◆ **PASSAGE**:
This is for those of you who want host your own game server, I would probably like to cover Rust and Garrys Mod in the future. I will however be covering Hytale when it releases. I understand this isn’t related to roblox but it is pretty cool to learn how to do if you want to explore what more you can do with the web and practice with other languages such as Java using Spigot, which is a modified version of Minecraft for custom servers.

I’m going to teach you how to make a Spigot server that’s accessible through a subdomain such as “play.minecraftgames.com

Without further ado lets start!

Requirements

  1. Java - http://www.oracle.com/technetwork/java/javase/downloads/jre8-downloads-2133155.html
  2. Spigot - Spigot
  3. Digital Ocean Server (Based on the Chapter Here!)
  4. PM2
  5. Git
  6. Linux User (This tutorial will use “minecraft” as the user, replace it with your own)

Setup Spigot

Create a folder on your computer and name it something such as “Spigot Server” or whatever you want. When you’re finished drop the spigot jar into the folder and double click the jar.

Java should be running the build to create the files the jar needs in the folder, this sometimes can take a minute to finish.

First time around you will see it only build a few files such as the “eula.txt”

Go into the file and change the agreement from false to true.

Now double click and run the jar again so it can finish building the rest of what it needs.

Create a text file, you are going to make two different scripts.

Assuming your spigot jar name is “spigot-1.13.2”

JAVA -Xmx1024M -Xms1024M -jar spigot-1.13.2.jar

Save as “start-sever.bat” with Save As Type being “All Files”

Now make another one with:

!/bin/bash

cd /opt/live/spigot-server;

JAVA -Xmx1024M -Xms1024M -jar spigot-1.13.2.jar

Save as start-server.sh with Save As Type being “All Files”

The first file was for Windows to start the server (Your computer), the second file was for Linux (our server).

What we told it was a command to start the server with 1 GB of RAM (1024M)

Finally we make the folder a git repo.

git init
git remote add live ssh://minecraft@YOUR.IP.ADDRESS.HERE/opt/spigot-server.git
git add .
git commit -m "Spigot"

Setup Server

First we need to install java to our server.
sudo apt-get install git openjdk-8-jre-headless

You can test what version you are running with java -version and should see something like this.

image

Assuming you already followed the steps to setup a Digital Ocean server you should have a linux user already created.

Now we need to tell our firewall to allow port access to Minecraft.
ufw allow 25565/tcp

Next we need to create a git repository, this is similar to the previous Digital Ocean chapter. I will assume you already installed Git and PM2, if you have not please go to the chapter to see how.

◆ **REQUIRED WORK**:
1: In the Spigot server tutorial, how much RAM does the start command give the server?
2: Extract every line of the records that contains the string "パワーハラスメント".
The records have no connection to the Spigot tutorial.

Dataset items

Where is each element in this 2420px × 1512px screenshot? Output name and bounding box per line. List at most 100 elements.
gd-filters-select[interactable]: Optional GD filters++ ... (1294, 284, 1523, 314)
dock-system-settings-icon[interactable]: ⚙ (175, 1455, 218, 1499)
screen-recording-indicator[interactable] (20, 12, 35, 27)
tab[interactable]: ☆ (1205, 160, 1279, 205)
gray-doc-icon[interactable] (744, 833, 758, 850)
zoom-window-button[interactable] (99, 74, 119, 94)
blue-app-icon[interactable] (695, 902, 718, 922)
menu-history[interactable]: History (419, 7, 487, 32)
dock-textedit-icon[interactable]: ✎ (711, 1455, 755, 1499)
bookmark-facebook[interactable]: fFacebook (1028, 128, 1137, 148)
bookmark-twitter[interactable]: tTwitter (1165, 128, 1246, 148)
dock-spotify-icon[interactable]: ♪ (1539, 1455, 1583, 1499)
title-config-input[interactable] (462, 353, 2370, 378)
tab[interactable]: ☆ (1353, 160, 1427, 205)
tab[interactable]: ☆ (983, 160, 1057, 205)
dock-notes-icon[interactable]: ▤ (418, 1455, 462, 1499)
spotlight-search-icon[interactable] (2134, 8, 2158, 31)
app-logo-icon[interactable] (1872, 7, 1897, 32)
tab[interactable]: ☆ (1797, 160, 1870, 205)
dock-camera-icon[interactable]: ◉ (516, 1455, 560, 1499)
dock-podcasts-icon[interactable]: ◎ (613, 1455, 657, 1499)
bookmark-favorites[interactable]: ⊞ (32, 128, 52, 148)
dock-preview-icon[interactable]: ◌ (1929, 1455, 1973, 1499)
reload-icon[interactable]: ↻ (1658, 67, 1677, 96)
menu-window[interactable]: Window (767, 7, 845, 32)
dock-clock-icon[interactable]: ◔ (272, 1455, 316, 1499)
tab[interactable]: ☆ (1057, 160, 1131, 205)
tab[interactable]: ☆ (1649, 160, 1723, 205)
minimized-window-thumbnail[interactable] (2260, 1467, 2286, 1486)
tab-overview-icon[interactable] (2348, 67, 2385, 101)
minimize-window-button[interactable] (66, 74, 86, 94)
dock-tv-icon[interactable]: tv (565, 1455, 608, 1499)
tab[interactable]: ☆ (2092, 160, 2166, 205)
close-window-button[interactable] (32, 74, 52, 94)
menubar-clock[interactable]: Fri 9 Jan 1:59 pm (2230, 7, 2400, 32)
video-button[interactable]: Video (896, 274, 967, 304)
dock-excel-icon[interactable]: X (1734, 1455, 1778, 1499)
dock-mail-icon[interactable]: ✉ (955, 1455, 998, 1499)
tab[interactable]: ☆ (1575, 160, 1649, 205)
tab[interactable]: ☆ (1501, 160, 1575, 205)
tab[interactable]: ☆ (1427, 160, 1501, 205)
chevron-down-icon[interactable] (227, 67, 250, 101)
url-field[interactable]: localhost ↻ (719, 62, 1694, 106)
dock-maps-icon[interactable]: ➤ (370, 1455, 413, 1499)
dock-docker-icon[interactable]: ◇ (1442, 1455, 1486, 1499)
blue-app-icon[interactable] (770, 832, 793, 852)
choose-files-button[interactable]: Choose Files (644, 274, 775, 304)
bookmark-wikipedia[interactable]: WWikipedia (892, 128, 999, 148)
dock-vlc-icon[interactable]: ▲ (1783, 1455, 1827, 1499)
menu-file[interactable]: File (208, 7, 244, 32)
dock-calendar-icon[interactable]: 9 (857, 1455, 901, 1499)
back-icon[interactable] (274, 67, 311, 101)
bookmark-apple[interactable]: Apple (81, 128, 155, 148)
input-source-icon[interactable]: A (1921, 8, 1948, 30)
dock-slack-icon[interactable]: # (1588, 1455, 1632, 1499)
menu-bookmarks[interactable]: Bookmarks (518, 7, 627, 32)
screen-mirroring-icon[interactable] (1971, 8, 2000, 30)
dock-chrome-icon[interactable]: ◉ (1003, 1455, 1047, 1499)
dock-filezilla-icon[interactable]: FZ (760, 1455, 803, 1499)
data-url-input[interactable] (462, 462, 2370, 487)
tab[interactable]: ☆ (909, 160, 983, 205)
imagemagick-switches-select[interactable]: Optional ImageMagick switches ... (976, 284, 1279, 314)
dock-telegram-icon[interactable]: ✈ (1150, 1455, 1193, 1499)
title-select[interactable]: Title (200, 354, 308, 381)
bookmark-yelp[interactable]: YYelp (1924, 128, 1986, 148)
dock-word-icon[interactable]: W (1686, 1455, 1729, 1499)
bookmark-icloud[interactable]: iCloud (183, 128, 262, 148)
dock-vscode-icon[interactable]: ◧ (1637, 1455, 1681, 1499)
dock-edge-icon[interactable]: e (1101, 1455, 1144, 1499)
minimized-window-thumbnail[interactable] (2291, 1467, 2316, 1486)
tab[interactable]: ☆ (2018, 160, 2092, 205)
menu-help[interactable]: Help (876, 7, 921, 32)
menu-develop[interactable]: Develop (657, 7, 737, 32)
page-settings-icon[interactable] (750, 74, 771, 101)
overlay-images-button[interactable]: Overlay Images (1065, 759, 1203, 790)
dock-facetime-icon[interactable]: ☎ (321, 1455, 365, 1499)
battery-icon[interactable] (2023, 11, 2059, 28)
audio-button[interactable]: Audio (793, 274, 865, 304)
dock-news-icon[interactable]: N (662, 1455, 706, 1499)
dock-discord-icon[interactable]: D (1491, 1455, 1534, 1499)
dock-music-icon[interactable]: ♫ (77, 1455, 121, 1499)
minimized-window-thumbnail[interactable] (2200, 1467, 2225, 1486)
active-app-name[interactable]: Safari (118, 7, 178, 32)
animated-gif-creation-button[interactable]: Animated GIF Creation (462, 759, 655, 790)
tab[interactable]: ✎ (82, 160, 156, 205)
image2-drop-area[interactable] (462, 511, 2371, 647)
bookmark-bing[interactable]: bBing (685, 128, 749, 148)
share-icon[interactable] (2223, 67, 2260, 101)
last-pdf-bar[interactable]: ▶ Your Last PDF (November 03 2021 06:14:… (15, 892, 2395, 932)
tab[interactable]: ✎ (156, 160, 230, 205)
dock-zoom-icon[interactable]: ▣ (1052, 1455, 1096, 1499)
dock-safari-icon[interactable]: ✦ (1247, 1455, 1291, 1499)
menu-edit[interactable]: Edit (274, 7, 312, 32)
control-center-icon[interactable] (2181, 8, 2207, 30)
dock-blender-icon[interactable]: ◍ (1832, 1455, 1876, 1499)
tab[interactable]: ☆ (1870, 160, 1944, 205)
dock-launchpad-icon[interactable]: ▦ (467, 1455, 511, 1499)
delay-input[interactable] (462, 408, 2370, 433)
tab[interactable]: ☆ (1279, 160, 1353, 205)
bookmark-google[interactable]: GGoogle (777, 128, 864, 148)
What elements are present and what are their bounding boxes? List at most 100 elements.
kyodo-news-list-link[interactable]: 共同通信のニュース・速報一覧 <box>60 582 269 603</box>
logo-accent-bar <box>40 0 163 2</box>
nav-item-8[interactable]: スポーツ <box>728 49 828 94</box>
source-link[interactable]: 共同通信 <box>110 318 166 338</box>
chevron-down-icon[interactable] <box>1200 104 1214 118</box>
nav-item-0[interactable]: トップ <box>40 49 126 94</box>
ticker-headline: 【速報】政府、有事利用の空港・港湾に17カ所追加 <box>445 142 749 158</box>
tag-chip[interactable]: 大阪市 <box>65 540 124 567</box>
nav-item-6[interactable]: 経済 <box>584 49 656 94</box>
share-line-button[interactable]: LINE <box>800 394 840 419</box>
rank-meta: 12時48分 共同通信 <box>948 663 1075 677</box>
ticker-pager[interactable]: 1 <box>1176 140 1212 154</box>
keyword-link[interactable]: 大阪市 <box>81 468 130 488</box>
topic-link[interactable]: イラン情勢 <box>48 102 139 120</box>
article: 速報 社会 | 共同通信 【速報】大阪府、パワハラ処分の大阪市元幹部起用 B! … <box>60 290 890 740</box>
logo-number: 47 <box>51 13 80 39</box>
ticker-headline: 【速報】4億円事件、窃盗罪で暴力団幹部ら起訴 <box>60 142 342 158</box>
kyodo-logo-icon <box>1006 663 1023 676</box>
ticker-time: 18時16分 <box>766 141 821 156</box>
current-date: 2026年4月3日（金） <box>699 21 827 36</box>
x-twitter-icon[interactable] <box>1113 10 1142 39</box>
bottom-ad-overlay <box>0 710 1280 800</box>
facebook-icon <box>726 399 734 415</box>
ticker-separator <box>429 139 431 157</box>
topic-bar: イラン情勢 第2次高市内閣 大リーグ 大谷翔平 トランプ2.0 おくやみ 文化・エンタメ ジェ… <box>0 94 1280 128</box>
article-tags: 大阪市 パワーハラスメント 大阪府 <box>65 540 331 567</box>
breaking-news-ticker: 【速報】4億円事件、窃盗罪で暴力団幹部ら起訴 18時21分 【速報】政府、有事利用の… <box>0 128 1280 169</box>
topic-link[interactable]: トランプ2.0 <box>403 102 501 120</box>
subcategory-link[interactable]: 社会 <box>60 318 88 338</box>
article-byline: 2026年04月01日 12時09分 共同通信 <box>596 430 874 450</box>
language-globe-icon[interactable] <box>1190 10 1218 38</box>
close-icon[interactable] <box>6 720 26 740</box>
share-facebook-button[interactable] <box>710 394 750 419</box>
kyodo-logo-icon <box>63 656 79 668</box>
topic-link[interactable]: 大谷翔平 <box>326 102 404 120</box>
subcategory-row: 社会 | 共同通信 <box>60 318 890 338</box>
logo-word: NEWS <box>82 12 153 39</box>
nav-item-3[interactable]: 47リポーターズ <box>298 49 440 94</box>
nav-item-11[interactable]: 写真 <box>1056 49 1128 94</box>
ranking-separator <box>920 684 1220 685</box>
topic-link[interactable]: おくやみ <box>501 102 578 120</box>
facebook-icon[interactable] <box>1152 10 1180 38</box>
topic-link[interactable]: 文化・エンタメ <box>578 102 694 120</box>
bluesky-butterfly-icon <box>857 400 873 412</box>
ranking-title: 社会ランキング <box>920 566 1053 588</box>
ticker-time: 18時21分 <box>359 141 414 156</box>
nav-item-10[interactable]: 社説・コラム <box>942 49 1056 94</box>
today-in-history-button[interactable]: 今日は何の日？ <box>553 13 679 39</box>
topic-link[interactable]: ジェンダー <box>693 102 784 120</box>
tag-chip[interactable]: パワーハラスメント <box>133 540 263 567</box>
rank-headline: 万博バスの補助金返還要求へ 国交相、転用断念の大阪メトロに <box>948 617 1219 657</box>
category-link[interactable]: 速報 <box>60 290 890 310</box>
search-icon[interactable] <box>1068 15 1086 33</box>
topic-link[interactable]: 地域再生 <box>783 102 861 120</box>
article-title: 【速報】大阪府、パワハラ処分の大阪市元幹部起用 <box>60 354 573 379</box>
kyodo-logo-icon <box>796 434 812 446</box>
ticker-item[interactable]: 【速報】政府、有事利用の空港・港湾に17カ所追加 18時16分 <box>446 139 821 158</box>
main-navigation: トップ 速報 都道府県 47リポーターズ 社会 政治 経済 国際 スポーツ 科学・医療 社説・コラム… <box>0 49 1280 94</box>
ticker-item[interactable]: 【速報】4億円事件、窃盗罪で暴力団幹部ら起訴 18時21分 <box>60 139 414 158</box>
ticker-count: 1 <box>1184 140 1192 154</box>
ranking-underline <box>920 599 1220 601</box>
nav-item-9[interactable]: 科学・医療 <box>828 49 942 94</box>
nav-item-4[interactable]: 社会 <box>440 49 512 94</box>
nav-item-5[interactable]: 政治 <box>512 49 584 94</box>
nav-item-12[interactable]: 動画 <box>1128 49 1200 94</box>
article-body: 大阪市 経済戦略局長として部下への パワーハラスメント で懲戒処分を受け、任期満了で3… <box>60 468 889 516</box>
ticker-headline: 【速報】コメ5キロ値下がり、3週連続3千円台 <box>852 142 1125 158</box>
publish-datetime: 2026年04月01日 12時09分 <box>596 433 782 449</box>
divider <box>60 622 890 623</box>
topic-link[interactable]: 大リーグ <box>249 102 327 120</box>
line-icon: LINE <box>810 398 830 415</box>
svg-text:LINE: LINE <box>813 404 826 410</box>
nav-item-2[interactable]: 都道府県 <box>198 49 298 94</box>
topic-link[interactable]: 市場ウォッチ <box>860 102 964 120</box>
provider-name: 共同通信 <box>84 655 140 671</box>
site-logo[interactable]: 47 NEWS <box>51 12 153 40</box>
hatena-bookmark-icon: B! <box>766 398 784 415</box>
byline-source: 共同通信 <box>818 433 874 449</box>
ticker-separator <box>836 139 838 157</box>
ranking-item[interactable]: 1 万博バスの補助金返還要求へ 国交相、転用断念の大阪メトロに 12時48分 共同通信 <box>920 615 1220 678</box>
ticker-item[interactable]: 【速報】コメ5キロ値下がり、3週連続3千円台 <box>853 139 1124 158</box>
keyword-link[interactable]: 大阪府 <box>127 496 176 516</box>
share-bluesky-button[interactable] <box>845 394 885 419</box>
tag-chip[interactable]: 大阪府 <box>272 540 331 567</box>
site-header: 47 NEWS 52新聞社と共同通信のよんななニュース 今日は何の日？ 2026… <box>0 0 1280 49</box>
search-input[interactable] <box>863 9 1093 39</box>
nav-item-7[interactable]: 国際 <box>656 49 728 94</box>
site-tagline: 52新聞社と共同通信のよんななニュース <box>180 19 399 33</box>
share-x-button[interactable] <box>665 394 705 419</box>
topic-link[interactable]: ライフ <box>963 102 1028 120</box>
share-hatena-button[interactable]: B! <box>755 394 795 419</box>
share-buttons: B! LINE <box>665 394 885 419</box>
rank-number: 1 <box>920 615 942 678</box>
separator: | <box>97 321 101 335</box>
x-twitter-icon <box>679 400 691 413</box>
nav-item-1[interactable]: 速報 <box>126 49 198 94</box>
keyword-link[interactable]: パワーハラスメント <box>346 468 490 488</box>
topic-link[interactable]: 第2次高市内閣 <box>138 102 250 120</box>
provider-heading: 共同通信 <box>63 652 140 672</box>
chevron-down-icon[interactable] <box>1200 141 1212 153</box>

◆ **ANSWERS PROVIDED**:
1: 1 GB (1024M).

2:
article-tags: 大阪市 パワーハラスメント 大阪府 <box>65 540 331 567</box>
tag-chip[interactable]: パワーハラスメント <box>133 540 263 567</box>
article-body: 大阪市 経済戦略局長として部下への パワーハラスメント で懲戒処分を受け、任期満了で3… <box>60 468 889 516</box>
keyword-link[interactable]: パワーハラスメント <box>346 468 490 488</box>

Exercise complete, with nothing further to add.